Problem to work on:
Using the material that follows, identify and copy each line with the string "right".

Stored data

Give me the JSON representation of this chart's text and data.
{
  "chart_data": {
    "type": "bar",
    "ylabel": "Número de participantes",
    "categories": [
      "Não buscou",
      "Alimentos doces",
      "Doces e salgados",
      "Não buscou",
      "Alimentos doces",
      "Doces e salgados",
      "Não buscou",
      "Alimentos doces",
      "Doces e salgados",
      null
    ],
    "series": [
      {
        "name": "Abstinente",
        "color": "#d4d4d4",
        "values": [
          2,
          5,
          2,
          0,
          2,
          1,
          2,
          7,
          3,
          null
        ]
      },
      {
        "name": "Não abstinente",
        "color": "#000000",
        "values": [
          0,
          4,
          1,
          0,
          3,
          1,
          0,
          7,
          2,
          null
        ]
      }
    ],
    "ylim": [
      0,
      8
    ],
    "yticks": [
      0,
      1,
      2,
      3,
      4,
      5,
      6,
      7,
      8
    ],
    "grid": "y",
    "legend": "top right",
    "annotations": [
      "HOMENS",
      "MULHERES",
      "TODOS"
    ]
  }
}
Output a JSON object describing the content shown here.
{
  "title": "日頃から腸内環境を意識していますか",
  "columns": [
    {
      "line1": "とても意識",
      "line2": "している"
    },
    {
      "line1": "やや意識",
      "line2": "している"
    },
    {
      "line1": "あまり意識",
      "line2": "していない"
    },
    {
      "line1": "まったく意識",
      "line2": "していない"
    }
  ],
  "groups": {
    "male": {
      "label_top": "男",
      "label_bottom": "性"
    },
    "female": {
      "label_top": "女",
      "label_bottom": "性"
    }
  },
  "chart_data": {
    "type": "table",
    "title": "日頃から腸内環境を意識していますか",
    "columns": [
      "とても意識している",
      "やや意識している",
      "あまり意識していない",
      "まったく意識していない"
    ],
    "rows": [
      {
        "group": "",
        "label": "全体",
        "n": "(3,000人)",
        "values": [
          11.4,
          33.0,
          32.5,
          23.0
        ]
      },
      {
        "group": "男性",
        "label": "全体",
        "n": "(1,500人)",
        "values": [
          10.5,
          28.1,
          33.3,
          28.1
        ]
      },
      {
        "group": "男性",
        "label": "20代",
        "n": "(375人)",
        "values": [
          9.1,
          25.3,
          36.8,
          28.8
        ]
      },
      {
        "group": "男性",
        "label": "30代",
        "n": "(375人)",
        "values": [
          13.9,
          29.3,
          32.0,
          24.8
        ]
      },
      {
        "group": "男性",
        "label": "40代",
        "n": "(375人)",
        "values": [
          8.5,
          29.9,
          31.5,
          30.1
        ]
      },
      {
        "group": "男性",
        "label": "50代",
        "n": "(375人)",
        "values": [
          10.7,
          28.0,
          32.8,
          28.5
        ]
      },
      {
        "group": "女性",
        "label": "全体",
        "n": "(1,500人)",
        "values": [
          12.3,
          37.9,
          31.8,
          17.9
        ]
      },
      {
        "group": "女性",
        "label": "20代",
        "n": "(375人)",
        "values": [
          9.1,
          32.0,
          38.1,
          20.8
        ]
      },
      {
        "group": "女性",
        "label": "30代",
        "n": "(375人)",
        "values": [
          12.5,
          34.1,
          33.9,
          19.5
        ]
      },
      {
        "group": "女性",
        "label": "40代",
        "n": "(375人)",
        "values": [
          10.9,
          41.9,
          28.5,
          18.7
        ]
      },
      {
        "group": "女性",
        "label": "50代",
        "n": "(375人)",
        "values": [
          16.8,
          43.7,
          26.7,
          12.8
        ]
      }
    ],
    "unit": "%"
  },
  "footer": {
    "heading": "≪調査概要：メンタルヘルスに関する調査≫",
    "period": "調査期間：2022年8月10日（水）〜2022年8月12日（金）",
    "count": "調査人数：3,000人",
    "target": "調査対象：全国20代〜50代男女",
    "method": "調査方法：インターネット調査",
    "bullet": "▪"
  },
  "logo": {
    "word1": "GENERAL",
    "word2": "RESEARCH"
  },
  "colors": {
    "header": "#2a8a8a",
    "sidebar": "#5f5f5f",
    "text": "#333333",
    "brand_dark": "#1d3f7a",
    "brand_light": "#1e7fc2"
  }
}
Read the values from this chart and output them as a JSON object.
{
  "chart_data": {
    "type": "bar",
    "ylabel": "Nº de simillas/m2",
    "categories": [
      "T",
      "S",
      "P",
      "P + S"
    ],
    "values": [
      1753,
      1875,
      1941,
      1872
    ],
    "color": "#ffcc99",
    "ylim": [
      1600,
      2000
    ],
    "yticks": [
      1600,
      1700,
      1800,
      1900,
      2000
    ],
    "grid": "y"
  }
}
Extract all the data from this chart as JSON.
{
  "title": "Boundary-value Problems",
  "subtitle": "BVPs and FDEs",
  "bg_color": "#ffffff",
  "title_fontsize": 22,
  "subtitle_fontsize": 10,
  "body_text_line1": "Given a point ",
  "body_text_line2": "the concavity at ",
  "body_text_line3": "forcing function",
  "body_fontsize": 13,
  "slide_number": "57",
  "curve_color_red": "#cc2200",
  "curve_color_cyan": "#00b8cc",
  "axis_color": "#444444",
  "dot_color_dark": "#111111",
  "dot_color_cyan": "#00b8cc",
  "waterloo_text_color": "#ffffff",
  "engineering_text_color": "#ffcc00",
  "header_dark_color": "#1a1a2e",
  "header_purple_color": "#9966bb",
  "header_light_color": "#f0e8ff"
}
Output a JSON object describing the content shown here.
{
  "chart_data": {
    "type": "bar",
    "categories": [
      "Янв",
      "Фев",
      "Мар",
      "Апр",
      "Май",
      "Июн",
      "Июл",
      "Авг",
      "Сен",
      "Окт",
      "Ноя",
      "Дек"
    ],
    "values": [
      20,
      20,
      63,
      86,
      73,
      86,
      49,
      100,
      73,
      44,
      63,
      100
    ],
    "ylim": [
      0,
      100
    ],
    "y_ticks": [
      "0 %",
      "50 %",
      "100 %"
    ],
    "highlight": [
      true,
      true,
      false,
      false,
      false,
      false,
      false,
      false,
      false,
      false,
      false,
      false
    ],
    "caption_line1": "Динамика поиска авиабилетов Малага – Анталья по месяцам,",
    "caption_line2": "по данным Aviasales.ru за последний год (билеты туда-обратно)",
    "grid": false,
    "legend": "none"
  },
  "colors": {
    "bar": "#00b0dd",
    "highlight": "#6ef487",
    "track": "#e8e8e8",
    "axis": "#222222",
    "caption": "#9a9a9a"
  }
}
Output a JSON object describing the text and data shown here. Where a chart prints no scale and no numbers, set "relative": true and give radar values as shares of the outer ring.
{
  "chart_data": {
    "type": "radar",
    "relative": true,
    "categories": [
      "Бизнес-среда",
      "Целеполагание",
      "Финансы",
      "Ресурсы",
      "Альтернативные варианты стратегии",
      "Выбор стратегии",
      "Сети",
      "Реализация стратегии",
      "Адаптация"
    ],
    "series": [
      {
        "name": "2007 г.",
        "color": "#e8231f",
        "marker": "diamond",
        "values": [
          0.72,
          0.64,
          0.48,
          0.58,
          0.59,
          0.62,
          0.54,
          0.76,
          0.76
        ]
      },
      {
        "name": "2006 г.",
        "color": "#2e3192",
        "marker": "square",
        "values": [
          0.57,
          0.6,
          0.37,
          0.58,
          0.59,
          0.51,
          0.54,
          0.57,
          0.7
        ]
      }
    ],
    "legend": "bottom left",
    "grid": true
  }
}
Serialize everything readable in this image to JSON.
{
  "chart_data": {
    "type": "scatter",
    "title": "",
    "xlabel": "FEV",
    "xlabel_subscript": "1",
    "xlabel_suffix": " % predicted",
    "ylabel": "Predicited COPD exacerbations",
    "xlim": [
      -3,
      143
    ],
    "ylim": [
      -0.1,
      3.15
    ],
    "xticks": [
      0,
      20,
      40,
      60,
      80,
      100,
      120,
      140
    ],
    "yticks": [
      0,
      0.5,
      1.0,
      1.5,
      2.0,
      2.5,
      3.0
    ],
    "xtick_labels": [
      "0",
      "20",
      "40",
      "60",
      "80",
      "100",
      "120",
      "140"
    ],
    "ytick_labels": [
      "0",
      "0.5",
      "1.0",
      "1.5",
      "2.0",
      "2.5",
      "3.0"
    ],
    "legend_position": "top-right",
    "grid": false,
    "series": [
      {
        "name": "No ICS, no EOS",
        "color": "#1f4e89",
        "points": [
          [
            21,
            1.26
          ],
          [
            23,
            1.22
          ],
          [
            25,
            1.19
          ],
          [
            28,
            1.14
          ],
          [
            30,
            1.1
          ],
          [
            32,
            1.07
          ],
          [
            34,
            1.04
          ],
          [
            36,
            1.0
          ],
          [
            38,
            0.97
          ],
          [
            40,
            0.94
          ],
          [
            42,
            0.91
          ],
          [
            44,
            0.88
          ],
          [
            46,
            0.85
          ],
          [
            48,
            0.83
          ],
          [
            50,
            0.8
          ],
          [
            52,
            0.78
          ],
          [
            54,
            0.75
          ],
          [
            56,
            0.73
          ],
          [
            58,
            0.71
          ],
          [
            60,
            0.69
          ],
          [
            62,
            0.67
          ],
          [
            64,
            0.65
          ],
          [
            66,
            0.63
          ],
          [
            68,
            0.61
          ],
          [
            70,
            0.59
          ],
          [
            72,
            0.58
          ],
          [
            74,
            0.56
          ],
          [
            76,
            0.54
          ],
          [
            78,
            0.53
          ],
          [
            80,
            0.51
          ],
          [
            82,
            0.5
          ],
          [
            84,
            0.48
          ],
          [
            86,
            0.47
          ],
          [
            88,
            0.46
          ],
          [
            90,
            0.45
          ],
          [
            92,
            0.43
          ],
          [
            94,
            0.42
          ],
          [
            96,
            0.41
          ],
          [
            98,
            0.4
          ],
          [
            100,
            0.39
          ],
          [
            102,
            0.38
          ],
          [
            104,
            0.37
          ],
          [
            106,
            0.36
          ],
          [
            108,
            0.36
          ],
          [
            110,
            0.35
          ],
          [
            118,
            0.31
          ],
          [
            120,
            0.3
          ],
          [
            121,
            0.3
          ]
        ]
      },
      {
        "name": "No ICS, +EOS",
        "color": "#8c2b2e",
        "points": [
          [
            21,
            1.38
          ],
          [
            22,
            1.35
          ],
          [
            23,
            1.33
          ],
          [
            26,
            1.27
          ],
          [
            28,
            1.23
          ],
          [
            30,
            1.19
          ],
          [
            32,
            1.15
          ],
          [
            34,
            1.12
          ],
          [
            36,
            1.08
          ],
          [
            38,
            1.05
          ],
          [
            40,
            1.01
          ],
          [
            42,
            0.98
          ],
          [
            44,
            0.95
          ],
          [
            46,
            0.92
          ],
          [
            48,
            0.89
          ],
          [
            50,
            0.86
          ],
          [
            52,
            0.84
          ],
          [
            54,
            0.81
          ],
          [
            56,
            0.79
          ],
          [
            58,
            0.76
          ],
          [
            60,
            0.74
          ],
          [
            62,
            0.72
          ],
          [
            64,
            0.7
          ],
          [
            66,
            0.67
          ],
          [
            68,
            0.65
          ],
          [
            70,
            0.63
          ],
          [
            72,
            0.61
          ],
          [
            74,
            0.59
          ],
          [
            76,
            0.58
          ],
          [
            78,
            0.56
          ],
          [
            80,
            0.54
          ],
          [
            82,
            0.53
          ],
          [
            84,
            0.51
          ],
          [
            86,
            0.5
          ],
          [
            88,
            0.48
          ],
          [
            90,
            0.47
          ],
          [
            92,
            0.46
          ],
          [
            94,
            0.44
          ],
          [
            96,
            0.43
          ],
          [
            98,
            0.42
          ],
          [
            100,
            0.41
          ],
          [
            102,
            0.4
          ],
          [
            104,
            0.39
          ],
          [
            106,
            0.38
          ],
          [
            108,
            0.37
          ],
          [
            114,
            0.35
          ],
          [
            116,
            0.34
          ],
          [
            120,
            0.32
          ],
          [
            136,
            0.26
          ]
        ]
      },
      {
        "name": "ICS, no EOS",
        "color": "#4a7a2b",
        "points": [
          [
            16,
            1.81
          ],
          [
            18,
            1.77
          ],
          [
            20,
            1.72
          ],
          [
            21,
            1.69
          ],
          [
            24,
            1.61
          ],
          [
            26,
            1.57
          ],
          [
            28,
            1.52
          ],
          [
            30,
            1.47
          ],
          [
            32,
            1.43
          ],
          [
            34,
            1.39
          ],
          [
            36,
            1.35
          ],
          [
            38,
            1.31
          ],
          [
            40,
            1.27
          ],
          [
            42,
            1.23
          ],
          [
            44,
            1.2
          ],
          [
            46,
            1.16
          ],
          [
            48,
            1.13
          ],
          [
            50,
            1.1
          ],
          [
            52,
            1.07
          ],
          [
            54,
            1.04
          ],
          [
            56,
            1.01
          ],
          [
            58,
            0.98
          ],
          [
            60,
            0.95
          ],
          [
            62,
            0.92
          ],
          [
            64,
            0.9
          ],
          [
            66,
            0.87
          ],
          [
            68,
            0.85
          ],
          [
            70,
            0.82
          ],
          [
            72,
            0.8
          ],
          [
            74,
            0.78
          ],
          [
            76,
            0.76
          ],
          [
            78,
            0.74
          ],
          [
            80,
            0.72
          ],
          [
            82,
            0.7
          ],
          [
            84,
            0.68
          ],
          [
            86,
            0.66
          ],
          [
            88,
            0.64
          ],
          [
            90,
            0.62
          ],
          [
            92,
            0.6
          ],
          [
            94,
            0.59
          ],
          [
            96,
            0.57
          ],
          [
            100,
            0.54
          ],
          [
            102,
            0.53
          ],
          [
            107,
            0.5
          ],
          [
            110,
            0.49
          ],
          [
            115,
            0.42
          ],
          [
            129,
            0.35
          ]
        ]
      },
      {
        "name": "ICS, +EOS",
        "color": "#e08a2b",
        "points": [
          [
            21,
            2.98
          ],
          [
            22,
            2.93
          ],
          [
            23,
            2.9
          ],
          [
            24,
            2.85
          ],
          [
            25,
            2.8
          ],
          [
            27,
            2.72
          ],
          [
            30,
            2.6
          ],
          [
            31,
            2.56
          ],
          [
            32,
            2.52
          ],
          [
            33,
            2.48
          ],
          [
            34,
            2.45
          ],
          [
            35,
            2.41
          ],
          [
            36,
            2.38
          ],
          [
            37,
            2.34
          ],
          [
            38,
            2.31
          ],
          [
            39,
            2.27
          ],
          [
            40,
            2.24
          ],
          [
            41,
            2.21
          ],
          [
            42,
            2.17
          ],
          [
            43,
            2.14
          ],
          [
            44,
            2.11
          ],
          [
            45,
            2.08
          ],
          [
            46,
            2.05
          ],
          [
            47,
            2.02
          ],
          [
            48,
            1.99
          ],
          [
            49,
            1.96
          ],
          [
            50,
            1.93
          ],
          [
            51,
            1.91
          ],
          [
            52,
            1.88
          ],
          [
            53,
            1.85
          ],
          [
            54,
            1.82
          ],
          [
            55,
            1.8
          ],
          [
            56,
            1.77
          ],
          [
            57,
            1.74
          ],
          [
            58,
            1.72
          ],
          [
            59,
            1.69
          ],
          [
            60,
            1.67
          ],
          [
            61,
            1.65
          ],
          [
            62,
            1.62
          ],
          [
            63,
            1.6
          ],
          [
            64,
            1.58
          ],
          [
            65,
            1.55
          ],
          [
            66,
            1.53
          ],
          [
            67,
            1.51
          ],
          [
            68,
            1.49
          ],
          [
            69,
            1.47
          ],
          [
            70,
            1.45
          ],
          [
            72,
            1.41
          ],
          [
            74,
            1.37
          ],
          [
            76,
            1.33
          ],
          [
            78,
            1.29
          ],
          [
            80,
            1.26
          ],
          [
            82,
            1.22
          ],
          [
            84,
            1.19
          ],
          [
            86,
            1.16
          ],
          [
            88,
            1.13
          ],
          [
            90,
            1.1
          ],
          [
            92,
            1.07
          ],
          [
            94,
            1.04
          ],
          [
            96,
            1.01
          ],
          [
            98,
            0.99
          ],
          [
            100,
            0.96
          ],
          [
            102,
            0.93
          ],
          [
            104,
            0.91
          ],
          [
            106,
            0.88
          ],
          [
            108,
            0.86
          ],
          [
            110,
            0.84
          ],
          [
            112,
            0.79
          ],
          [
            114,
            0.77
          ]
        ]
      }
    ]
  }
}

Solution to this problem:
    "legend": "top right",
    "legend_position": "top-right",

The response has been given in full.